» Stated task
Give the data below again exactly as written, without its pictures.
[BEGIN Data supplied]
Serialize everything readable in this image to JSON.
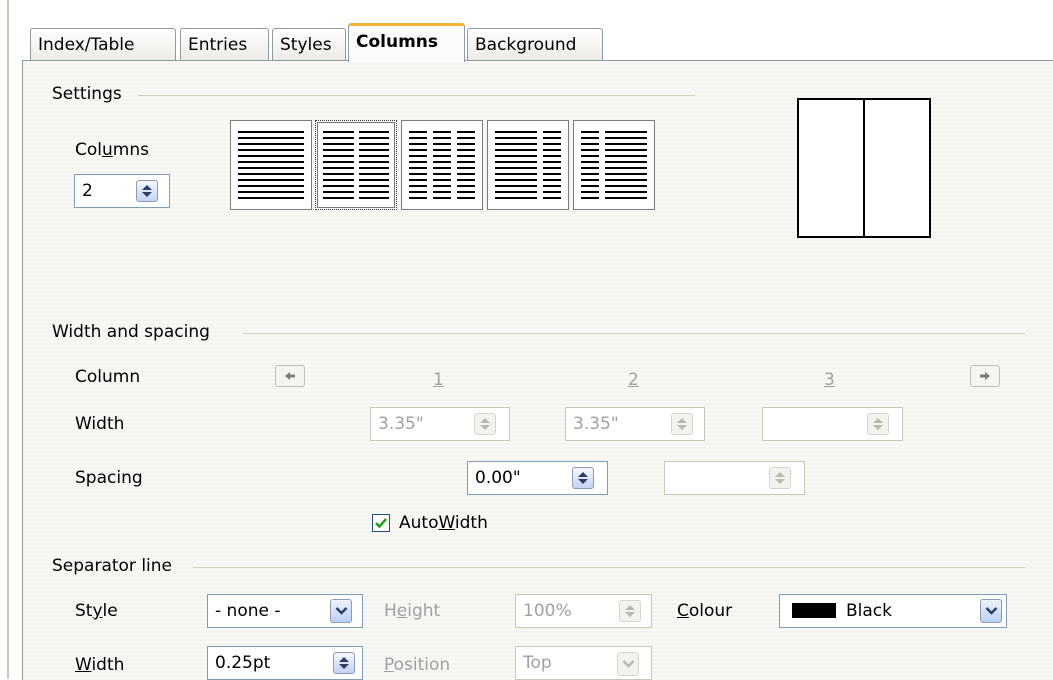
{
  "tabs": [
    {
      "label": "Index/Table"
    },
    {
      "label": "Entries"
    },
    {
      "label": "Styles"
    },
    {
      "label": "Columns"
    },
    {
      "label": "Background"
    }
  ],
  "settings": {
    "group_title": "Settings",
    "columns_label_a": "Col",
    "columns_label_u": "u",
    "columns_label_b": "mns",
    "columns_value": "2"
  },
  "width_spacing": {
    "group_title": "Width and spacing",
    "column_label": "Column",
    "col_numbers": [
      "1",
      "2",
      "3"
    ],
    "width_label": "Width",
    "width_values": [
      "3.35\"",
      "3.35\"",
      ""
    ],
    "spacing_label": "Spacing",
    "spacing_values": [
      "0.00\"",
      ""
    ],
    "autowidth_a": "Auto",
    "autowidth_u": "W",
    "autowidth_b": "idth",
    "autowidth_checked": true
  },
  "separator": {
    "group_title": "Separator line",
    "style_label_a": "St",
    "style_label_u": "y",
    "style_label_b": "le",
    "style_value": "- none -",
    "height_label_a": "H",
    "height_label_u": "e",
    "height_label_b": "ight",
    "height_value": "100%",
    "colour_label_u": "C",
    "colour_label_b": "olour",
    "colour_value": "Black",
    "colour_swatch": "#000000",
    "width_label_u": "W",
    "width_label_b": "idth",
    "width_value": "0.25pt",
    "position_label_u": "P",
    "position_label_b": "osition",
    "position_value": "Top"
  },
  "colors": {
    "active_tab_accent": "#f8b33a",
    "field_border": "#7f9db9",
    "disabled_text": "#a0a0a0"
  }
}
[END Data supplied]
» Exercise response
Serialize everything readable in this image to JSON.
{
  "tabs": [
    {
      "label": "Index/Table"
    },
    {
      "label": "Entries"
    },
    {
      "label": "Styles"
    },
    {
      "label": "Columns"
    },
    {
      "label": "Background"
    }
  ],
  "settings": {
    "group_title": "Settings",
    "columns_label_a": "Col",
    "columns_label_u": "u",
    "columns_label_b": "mns",
    "columns_value": "2"
  },
  "width_spacing": {
    "group_title": "Width and spacing",
    "column_label": "Column",
    "col_numbers": [
      "1",
      "2",
      "3"
    ],
    "width_label": "Width",
    "width_values": [
      "3.35\"",
      "3.35\"",
      ""
    ],
    "spacing_label": "Spacing",
    "spacing_values": [
      "0.00\"",
      ""
    ],
    "autowidth_a": "Auto",
    "autowidth_u": "W",
    "autowidth_b": "idth",
    "autowidth_checked": true
  },
  "separator": {
    "group_title": "Separator line",
    "style_label_a": "St",
    "style_label_u": "y",
    "style_label_b": "le",
    "style_value": "- none -",
    "height_label_a": "H",
    "height_label_u": "e",
    "height_label_b": "ight",
    "height_value": "100%",
    "colour_label_u": "C",
    "colour_label_b": "olour",
    "colour_value": "Black",
    "colour_swatch": "#000000",
    "width_label_u": "W",
    "width_label_b": "idth",
    "width_value": "0.25pt",
    "position_label_u": "P",
    "position_label_b": "osition",
    "position_value": "Top"
  },
  "colors": {
    "active_tab_accent": "#f8b33a",
    "field_border": "#7f9db9",
    "disabled_text": "#a0a0a0"
  }
}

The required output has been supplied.